What you need to do: Extract each line of the records below that contains the word "Privacy".

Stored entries
■ ■ ■ ■ ■ ■ ■
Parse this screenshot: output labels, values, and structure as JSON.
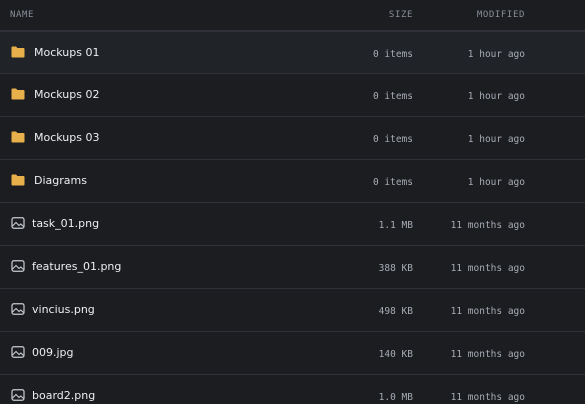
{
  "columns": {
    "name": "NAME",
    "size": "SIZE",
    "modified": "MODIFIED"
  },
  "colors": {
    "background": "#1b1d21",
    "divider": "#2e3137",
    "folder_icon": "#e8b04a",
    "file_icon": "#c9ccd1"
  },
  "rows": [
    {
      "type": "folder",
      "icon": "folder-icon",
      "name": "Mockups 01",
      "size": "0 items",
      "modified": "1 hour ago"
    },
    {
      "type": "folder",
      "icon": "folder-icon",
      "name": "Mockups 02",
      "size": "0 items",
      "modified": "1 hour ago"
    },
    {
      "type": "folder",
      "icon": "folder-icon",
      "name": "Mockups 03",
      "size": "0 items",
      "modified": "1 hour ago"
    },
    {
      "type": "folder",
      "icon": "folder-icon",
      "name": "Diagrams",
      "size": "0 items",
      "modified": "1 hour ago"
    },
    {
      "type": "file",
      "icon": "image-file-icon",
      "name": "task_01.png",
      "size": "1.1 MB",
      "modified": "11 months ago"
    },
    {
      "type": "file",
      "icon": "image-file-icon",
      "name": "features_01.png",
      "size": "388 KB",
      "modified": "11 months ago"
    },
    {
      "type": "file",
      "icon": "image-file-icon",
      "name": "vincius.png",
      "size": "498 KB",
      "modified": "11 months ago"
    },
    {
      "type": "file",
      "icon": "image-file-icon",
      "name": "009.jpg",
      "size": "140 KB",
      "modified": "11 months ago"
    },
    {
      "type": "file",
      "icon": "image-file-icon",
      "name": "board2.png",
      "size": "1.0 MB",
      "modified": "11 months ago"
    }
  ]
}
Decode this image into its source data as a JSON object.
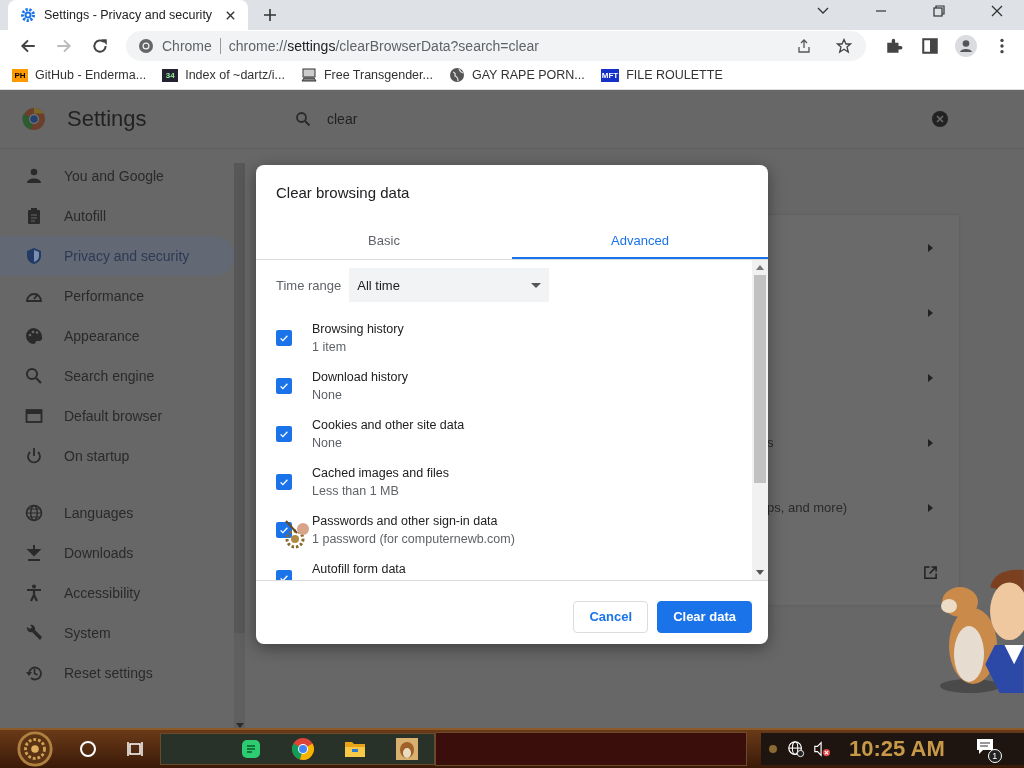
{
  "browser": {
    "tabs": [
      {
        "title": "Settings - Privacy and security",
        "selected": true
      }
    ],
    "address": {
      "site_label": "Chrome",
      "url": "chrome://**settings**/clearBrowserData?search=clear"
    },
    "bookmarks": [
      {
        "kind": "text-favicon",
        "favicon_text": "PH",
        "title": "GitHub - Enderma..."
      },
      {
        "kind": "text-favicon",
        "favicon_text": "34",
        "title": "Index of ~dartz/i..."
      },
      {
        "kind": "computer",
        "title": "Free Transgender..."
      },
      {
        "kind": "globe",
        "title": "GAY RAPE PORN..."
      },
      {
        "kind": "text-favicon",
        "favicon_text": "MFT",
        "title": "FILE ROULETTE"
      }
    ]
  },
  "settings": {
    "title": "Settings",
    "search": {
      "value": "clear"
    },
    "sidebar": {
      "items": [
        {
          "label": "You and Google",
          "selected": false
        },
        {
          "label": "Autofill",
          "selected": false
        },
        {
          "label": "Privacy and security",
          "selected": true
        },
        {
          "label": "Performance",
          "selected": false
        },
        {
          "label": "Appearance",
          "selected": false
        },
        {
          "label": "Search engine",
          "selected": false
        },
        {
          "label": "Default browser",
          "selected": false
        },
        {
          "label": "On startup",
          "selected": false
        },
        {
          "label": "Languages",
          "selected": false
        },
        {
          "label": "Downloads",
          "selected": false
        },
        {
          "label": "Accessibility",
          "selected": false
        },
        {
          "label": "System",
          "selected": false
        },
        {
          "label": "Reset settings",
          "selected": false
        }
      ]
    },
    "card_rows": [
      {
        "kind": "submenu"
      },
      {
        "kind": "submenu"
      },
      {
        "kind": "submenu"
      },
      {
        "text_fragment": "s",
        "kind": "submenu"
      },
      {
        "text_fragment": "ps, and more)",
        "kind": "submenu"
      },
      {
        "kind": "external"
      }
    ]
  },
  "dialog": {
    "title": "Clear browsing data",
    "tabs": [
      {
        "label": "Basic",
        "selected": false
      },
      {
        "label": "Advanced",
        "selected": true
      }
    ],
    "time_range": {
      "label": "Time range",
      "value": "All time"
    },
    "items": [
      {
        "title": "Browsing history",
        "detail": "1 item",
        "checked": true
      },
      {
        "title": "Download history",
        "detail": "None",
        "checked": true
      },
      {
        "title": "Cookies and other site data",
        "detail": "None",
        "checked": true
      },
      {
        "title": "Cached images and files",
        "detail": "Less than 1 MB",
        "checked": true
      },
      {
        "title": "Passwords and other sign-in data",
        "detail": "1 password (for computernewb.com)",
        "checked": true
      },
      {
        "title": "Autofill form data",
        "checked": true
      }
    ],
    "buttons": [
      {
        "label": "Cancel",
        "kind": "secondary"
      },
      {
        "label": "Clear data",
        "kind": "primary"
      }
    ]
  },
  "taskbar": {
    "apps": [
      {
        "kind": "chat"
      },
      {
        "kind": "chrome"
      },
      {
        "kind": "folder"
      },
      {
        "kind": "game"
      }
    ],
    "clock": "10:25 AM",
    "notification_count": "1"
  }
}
■ ■ ■ ■ ■ ■ ■
The reply:
        "title": "Settings - Privacy and security",
          "label": "Privacy and security",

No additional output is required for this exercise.